## [THE EXERCISE]
Take every line from the listing below that includes "access" and copy it.

## [WORKING DATA]
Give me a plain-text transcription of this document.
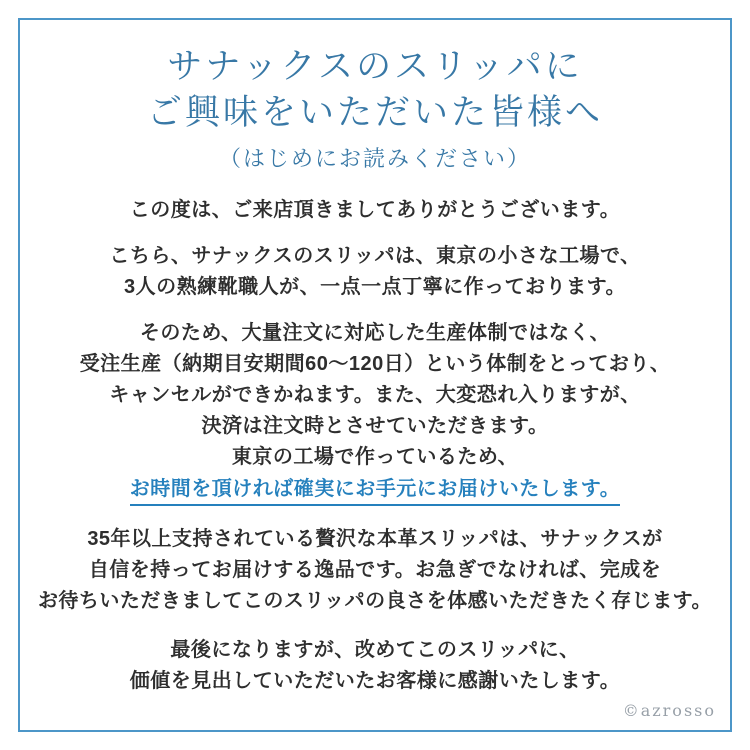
サナックスのスリッパに
ご興味をいただいた皆様へ
（はじめにお読みください）

この度は、ご来店頂きましてありがとうございます。

こちら、サナックスのスリッパは、東京の小さな工場で、
3人の熟練靴職人が、一点一点丁寧に作っております。

そのため、大量注文に対応した生産体制ではなく、
受注生産（納期目安期間60～120日）という体制をとっており、
キャンセルができかねます。また、大変恐れ入りますが、
決済は注文時とさせていただきます。
東京の工場で作っているため、
お時間を頂ければ確実にお手元にお届けいたします。

35年以上支持されている贅沢な本革スリッパは、サナックスが
自信を持ってお届けする逸品です。お急ぎでなければ、完成を
お待ちいただきましてこのスリッパの良さを体感いただきたく存じます。

最後になりますが、改めてこのスリッパに、
価値を見出していただいたお客様に感謝いたします。

©azrosso
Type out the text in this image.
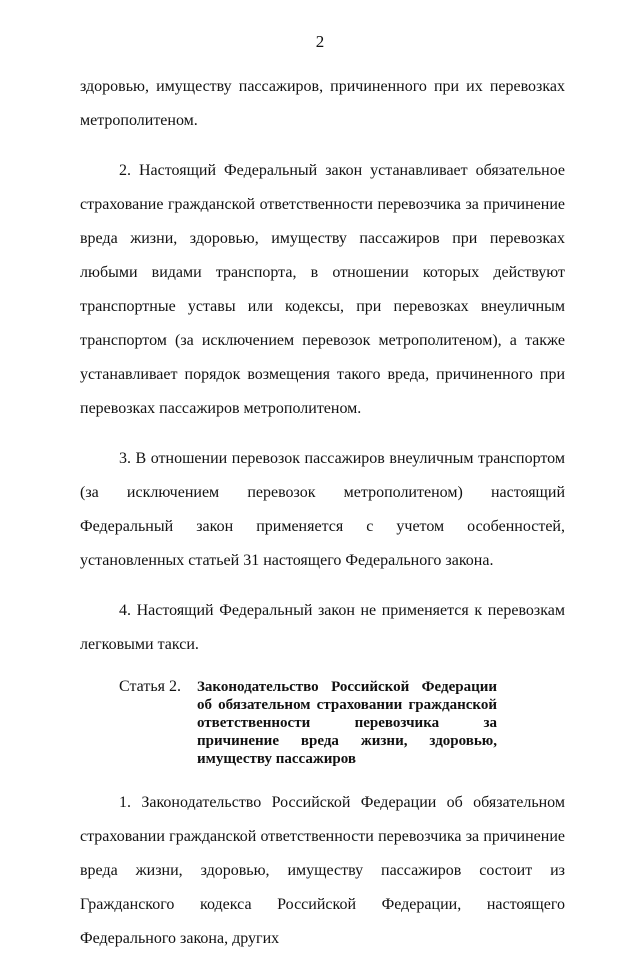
2

здоровью, имуществу пассажиров, причиненного при их перевозках метрополитеном.

2. Настоящий Федеральный закон устанавливает обязательное страхование гражданской ответственности перевозчика за причинение вреда жизни, здоровью, имуществу пассажиров при перевозках любыми видами транспорта, в отношении которых действуют транспортные уставы или кодексы, при перевозках внеуличным транспортом (за исключением перевозок метрополитеном), а также устанавливает порядок возмещения такого вреда, причиненного при перевозках пассажиров метрополитеном.

3. В отношении перевозок пассажиров внеуличным транспортом (за исключением перевозок метрополитеном) настоящий Федеральный закон применяется с учетом особенностей, установленных статьей 31 настоящего Федерального закона.

4. Настоящий Федеральный закон не применяется к перевозкам легковыми такси.

Статья 2.	Законодательство Российской Федерации об обязательном страховании гражданской ответственности перевозчика за причинение вреда жизни, здоровью, имуществу пассажиров

1. Законодательство Российской Федерации об обязательном страховании гражданской ответственности перевозчика за причинение вреда жизни, здоровью, имуществу пассажиров состоит из Гражданского кодекса Российской Федерации, настоящего Федерального закона, других
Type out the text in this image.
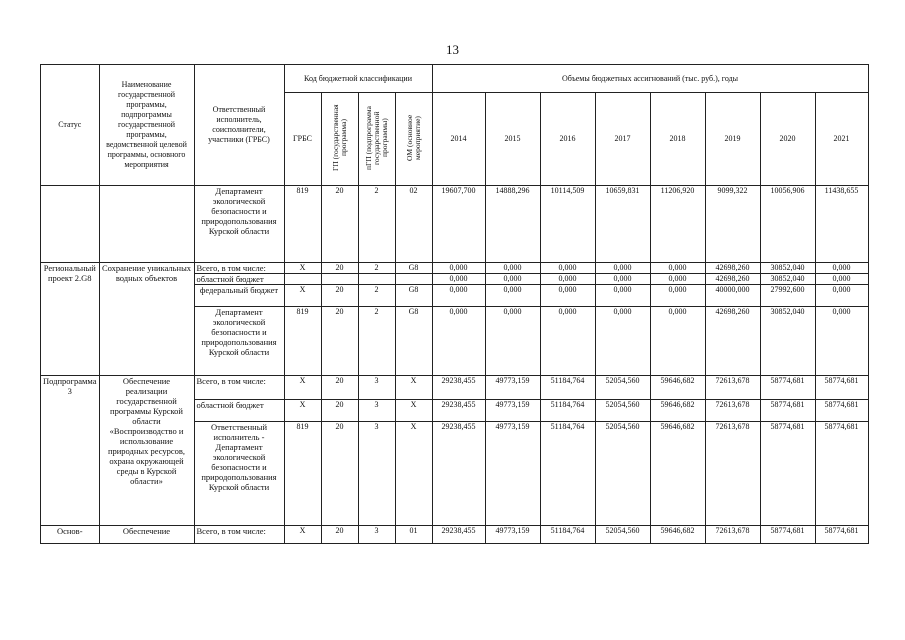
13
Статус	Наименование государственной программы, подпрограммы государственной программы, ведомственной целевой программы, основного мероприятия	Ответственный исполнитель, соисполнители, участники (ГРБС)	Код бюджетной классификации				Объемы бюджетных ассигнований (тыс. руб.), годы							
			ГРБС	ГП (государственная программа)	пГП (подпрограмма государственной программы)	ОМ (основное мероприятие)	2014	2015	2016	2017	2018	2019	2020	2021
		Департамент экологической безопасности и природопользования Курской области	819	20	2	02	19607,700	14888,296	10114,509	10659,831	11206,920	9099,322	10056,906	11438,655
Региональный проект 2.G8	Сохранение уникальных водных объектов	Всего, в том числе:	X	20	2	G8	0,000	0,000	0,000	0,000	0,000	42698,260	30852,040	0,000
		областной бюджет					0,000	0,000	0,000	0,000	0,000	42698,260	30852,040	0,000
		федеральный бюджет	X	20	2	G8	0,000	0,000	0,000	0,000	0,000	40000,000	27992,600	0,000
		Департамент экологической безопасности и природопользования Курской области	819	20	2	G8	0,000	0,000	0,000	0,000	0,000	42698,260	30852,040	0,000
Подпрограмма 3	Обеспечение реализации государственной программы Курской области «Воспроизводство и использование природных ресурсов, охрана окружающей среды в Курской области»	Всего, в том числе:	X	20	3	X	29238,455	49773,159	51184,764	52054,560	59646,682	72613,678	58774,681	58774,681
		областной бюджет	X	20	3	X	29238,455	49773,159	51184,764	52054,560	59646,682	72613,678	58774,681	58774,681
		Ответственный исполнитель - Департамент экологической безопасности и природопользования Курской области	819	20	3	X	29238,455	49773,159	51184,764	52054,560	59646,682	72613,678	58774,681	58774,681
Основ-	Обеспечение	Всего, в том числе:	X	20	3	01	29238,455	49773,159	51184,764	52054,560	59646,682	72613,678	58774,681	58774,681
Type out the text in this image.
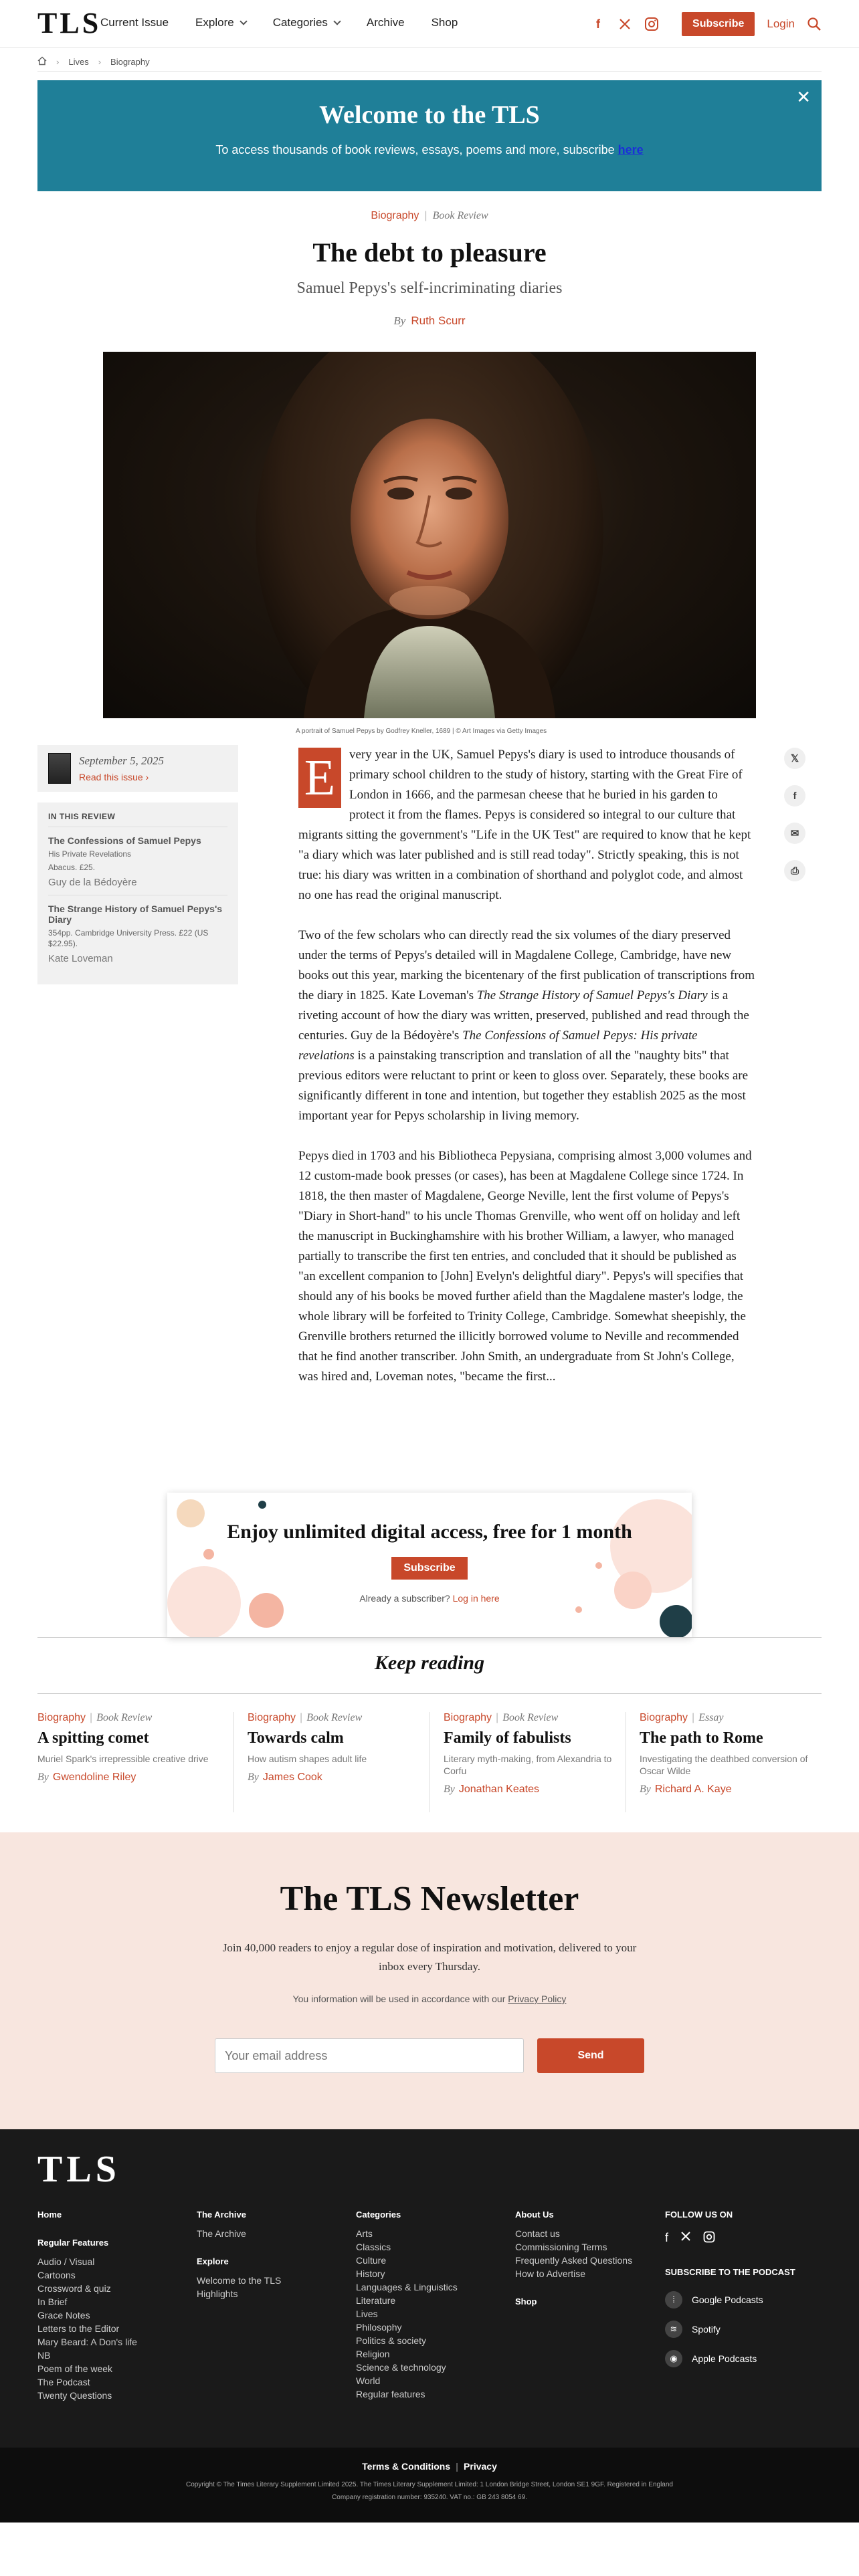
TLS
Current Issue Explore	Categories	Archive Shop	f	Subscribe	Login
› Lives › Biography
✕
Welcome to the TLS

To access thousands of book reviews, essays, poems and more, subscribe here

Biography | Book Review
The debt to pleasure
Samuel Pepys's self-incriminating diaries
By Ruth Scurr
A portrait of Samuel Pepys by Godfrey Kneller, 1689 | © Art Images via Getty Images
September 5, 2025
Read this issue ›
IN THIS REVIEW
The Confessions of Samuel Pepys
His Private Revelations
Abacus. £25.
Guy de la Bédoyère
The Strange History of Samuel Pepys's Diary
354pp. Cambridge University Press. £22 (US $22.95).
Kate Loveman
𝕏
f
✉
⎙

E	very year in the UK, Samuel Pepys's diary is used to introduce thousands of primary school children to the study of history, starting with the Great Fire of London in 1666, and the parmesan cheese that he buried in his garden to protect it from the flames. Pepys is considered so integral to our culture that migrants sitting the government's "Life in the UK Test" are required to know that he kept "a diary which was later published and is still read today". Strictly speaking, this is not true: his diary was written in a combination of shorthand and polyglot code, and almost no one has read the original manuscript.

Two of the few scholars who can directly read the six volumes of the diary preserved under the terms of Pepys's detailed will in Magdalene College, Cambridge, have new books out this year, marking the bicentenary of the first publication of transcriptions from the diary in 1825. Kate Loveman's The Strange History of Samuel Pepys's Diary is a riveting account of how the diary was written, preserved, published and read through the centuries. Guy de la Bédoyère's The Confessions of Samuel Pepys: His private revelations is a painstaking transcription and translation of all the "naughty bits" that previous editors were reluctant to print or keen to gloss over. Separately, these books are significantly different in tone and intention, but together they establish 2025 as the most important year for Pepys scholarship in living memory.

Pepys died in 1703 and his Bibliotheca Pepysiana, comprising almost 3,000 volumes and 12 custom-made book presses (or cases), has been at Magdalene College since 1724. In 1818, the then master of Magdalene, George Neville, lent the first volume of Pepys's "Diary in Short-hand" to his uncle Thomas Grenville, who went off on holiday and left the manuscript in Buckinghamshire with his brother William, a lawyer, who managed partially to transcribe the first ten entries, and concluded that it should be published as "an excellent companion to [John] Evelyn's delightful diary". Pepys's will specifies that should any of his books be moved further afield than the Magdalene master's lodge, the whole library will be forfeited to Trinity College, Cambridge. Somewhat sheepishly, the Grenville brothers returned the illicitly borrowed volume to Neville and recommended that he find another transcriber. John Smith, an undergraduate from St John's College, was hired and, Loveman notes, "became the first...

Enjoy unlimited digital access, free for 1 month
Subscribe
Already a subscriber? Log in here
Keep reading
Biography | Book Review
A spitting comet
Muriel Spark's irrepressible creative drive
By Gwendoline Riley
Biography | Book Review
Towards calm
How autism shapes adult life
By James Cook
Biography | Book Review
Family of fabulists
Literary myth-making, from Alexandria to Corfu
By Jonathan Keates
Biography | Essay
The path to Rome
Investigating the deathbed conversion of Oscar Wilde
By Richard A. Kaye
The TLS Newsletter
Join 40,000 readers to enjoy a regular dose of inspiration and motivation, delivered to your inbox every Thursday.
You information will be used in accordance with our Privacy Policy
Your email address
Send
TLS
Home
Regular Features
Audio / Visual
Cartoons
Crossword & quiz
In Brief
Grace Notes
Letters to the Editor
Mary Beard: A Don's life
NB
Poem of the week
The Podcast
Twenty Questions
The Archive
The Archive
Explore
Welcome to the TLS
Highlights
Categories
Arts
Classics
Culture
History
Languages & Linguistics
Literature
Lives
Philosophy
Politics & society
Religion
Science & technology
World
Regular features
About Us
Contact us
Commissioning Terms
Frequently Asked Questions
How to Advertise
Shop
FOLLOW US ON
f
SUBSCRIBE TO THE PODCAST
⁞	Google Podcasts
≋	Spotify
◉	Apple Podcasts
Terms & Conditions | Privacy
Copyright © The Times Literary Supplement Limited 2025. The Times Literary Supplement Limited: 1 London Bridge Street, London SE1 9GF. Registered in England
Company registration number: 935240. VAT no.: GB 243 8054 69.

## [TASK OUTPUT]
To access thousands of book reviews, essays, poems and more, subscribe here
Enjoy unlimited digital access, free for 1 month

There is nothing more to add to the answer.